Starting at the line that contains "Parse this screenshot: output", write out every line through the last one in the records below, word for word. Leave out any pictures.
--- Data records ---
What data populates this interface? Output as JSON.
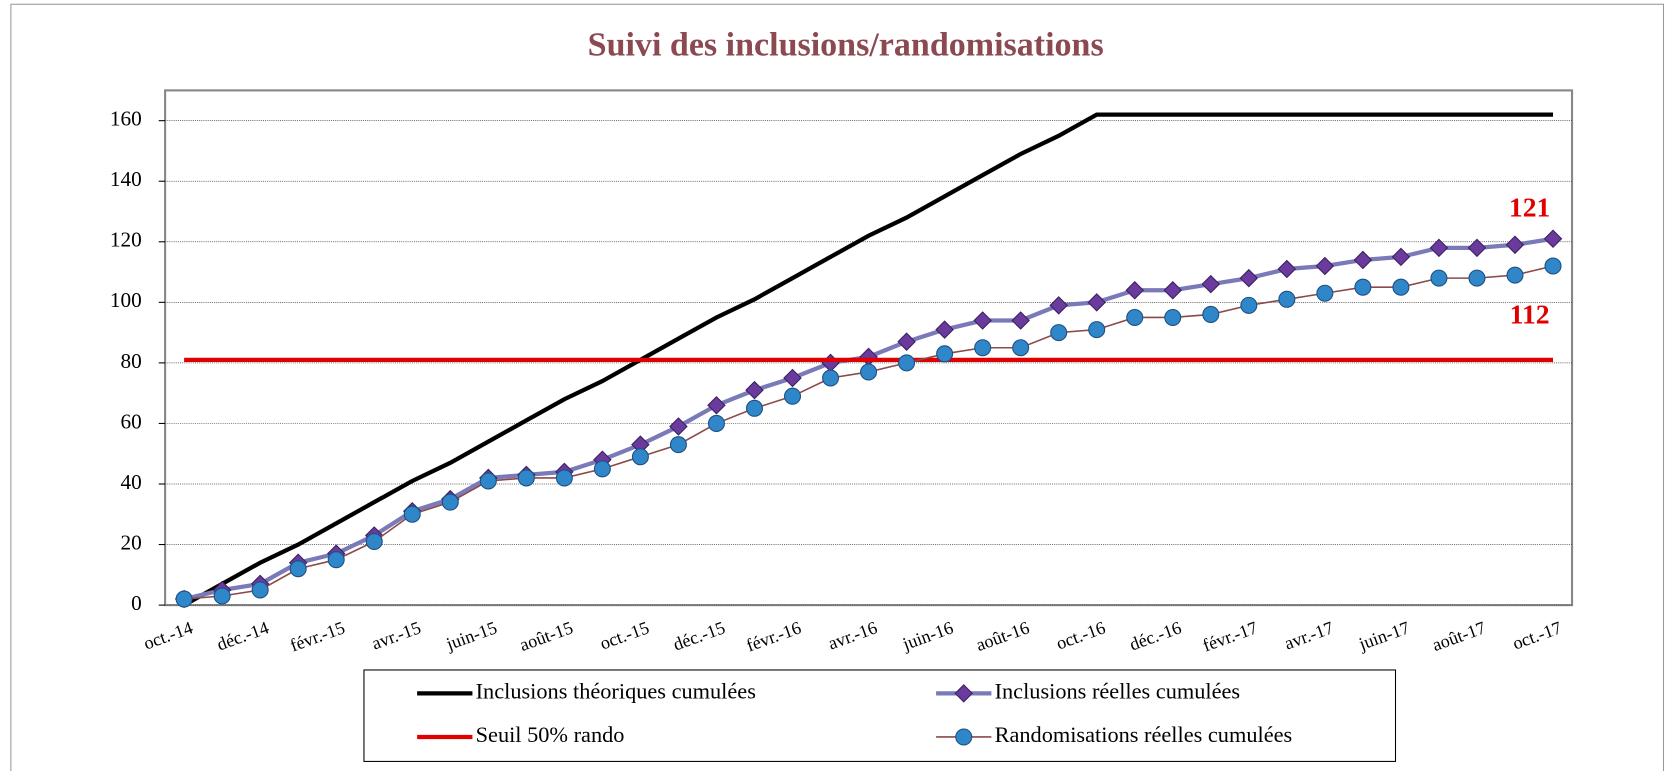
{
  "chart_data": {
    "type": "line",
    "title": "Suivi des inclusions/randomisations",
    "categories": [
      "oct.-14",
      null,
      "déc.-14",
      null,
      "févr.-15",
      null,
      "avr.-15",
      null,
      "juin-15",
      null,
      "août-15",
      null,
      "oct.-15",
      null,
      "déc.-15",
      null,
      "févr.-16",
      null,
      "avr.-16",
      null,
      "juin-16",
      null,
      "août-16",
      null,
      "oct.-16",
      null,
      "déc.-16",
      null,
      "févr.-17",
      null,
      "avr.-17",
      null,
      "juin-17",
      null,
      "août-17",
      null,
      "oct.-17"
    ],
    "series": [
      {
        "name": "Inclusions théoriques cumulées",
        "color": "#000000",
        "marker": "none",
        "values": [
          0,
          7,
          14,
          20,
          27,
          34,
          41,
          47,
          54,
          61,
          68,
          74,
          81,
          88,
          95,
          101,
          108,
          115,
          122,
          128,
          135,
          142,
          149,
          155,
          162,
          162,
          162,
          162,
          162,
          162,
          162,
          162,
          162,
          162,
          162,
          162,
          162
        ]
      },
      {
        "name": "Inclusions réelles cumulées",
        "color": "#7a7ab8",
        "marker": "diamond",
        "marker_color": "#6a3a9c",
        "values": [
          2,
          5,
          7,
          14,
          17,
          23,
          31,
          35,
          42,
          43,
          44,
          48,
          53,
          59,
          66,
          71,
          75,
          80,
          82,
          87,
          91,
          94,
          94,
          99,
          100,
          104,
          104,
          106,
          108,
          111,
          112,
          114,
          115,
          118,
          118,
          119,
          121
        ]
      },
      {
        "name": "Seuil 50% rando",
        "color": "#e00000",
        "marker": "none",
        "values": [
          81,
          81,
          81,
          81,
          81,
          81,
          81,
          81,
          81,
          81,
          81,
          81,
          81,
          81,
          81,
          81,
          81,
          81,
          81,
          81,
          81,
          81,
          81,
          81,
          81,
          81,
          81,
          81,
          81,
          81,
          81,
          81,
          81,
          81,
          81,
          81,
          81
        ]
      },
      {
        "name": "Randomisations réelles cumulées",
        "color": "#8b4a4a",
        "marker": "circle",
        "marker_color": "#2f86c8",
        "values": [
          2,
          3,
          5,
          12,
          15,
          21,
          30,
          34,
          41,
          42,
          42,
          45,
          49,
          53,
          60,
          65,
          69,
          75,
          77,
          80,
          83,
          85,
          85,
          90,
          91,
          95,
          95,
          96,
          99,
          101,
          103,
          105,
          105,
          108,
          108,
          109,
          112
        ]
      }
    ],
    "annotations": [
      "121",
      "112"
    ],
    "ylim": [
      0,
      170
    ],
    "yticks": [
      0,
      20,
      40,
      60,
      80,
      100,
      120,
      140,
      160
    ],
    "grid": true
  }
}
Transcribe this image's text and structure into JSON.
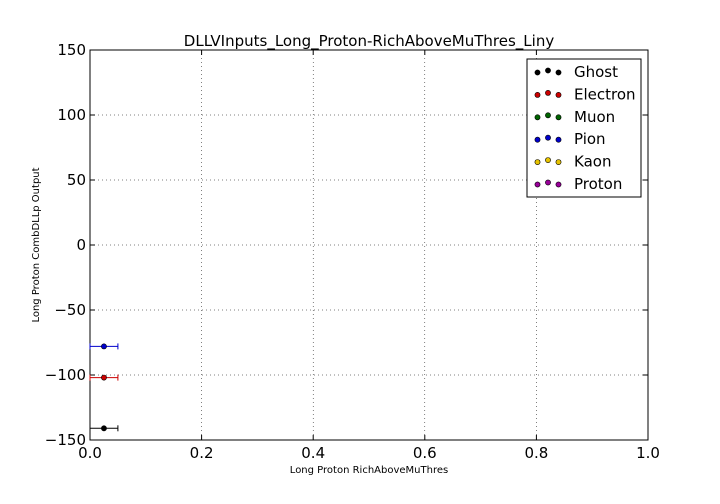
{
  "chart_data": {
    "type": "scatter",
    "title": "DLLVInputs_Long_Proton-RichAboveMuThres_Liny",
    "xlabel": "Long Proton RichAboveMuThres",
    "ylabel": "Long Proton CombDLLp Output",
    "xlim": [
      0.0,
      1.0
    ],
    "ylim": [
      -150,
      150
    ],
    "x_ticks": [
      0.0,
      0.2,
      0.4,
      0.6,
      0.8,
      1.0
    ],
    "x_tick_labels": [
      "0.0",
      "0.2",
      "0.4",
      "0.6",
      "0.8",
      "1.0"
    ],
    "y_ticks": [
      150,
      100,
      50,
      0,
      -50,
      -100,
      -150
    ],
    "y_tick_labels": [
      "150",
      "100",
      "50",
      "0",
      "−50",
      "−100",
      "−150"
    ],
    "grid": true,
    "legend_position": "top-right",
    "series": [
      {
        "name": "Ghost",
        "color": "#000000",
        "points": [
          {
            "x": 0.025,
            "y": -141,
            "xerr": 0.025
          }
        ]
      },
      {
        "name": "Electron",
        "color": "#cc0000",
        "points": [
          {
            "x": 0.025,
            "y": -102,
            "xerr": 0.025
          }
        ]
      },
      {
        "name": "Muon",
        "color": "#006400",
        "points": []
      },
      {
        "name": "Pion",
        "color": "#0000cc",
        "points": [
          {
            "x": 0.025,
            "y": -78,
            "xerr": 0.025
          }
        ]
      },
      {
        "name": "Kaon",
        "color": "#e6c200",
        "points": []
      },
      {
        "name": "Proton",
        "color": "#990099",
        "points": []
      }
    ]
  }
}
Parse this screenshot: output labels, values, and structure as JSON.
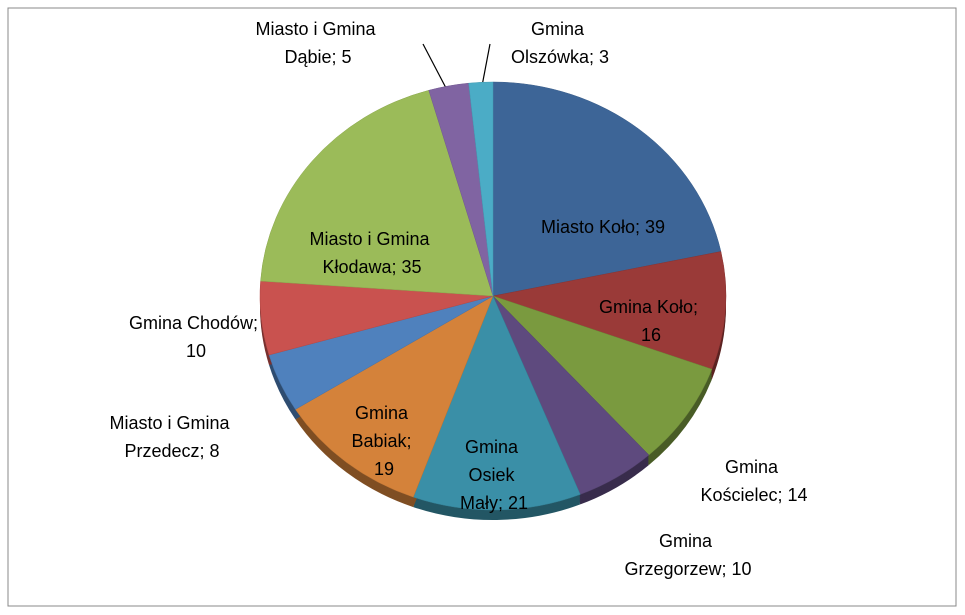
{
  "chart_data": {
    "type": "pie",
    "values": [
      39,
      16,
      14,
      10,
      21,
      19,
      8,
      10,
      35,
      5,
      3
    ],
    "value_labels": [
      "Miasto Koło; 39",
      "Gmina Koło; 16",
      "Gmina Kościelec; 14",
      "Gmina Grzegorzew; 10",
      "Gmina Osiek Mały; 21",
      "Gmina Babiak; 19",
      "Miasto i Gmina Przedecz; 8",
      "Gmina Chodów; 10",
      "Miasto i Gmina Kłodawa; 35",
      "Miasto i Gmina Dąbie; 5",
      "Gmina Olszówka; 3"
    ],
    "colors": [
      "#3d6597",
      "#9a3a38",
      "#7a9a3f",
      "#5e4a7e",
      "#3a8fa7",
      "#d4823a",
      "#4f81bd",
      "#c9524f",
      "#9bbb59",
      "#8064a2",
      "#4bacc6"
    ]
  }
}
---
*Written solution*
Parse this screenshot: output labels, values, and structure as JSON.
{
  "chart_data": {
    "type": "pie",
    "values": [
      39,
      16,
      14,
      10,
      21,
      19,
      8,
      10,
      35,
      5,
      3
    ],
    "value_labels": [
      "Miasto Koło; 39",
      "Gmina Koło; 16",
      "Gmina Kościelec; 14",
      "Gmina Grzegorzew; 10",
      "Gmina Osiek Mały; 21",
      "Gmina Babiak; 19",
      "Miasto i Gmina Przedecz; 8",
      "Gmina Chodów; 10",
      "Miasto i Gmina Kłodawa; 35",
      "Miasto i Gmina Dąbie; 5",
      "Gmina Olszówka; 3"
    ],
    "colors": [
      "#3d6597",
      "#9a3a38",
      "#7a9a3f",
      "#5e4a7e",
      "#3a8fa7",
      "#d4823a",
      "#4f81bd",
      "#c9524f",
      "#9bbb59",
      "#8064a2",
      "#4bacc6"
    ]
  }
}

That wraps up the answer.